GIVEN PROBLEM: Count how many lines contain the word "Francisco". Please give only the number.

SUPPLIED DATA:
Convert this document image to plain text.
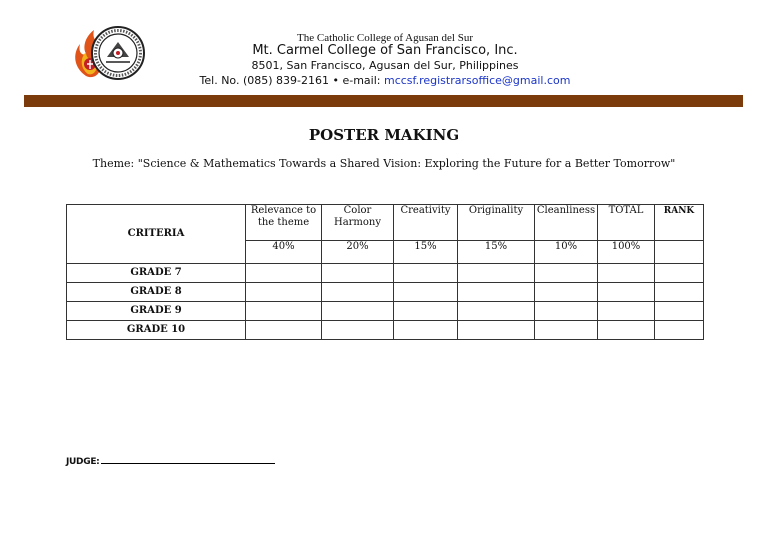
The Catholic College of Agusan del Sur
Mt. Carmel College of San Francisco, Inc.
8501, San Francisco, Agusan del Sur, Philippines
Tel. No. (085) 839-2161 • e-mail: mccsf.registrarsoffice@gmail.com
POSTER MAKING
Theme: "Science & Mathematics Towards a Shared Vision: Exploring the Future for a Better Tomorrow"
CRITERIA	Relevance to the theme	Color Harmony	Creativity	Originality	Cleanliness	TOTAL	RANK
	40%	20%	15%	15%	10%	100%	
GRADE 7							
GRADE 8							
GRADE 9							
GRADE 10							
JUDGE:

RESULT OF THE EXERCISE: 2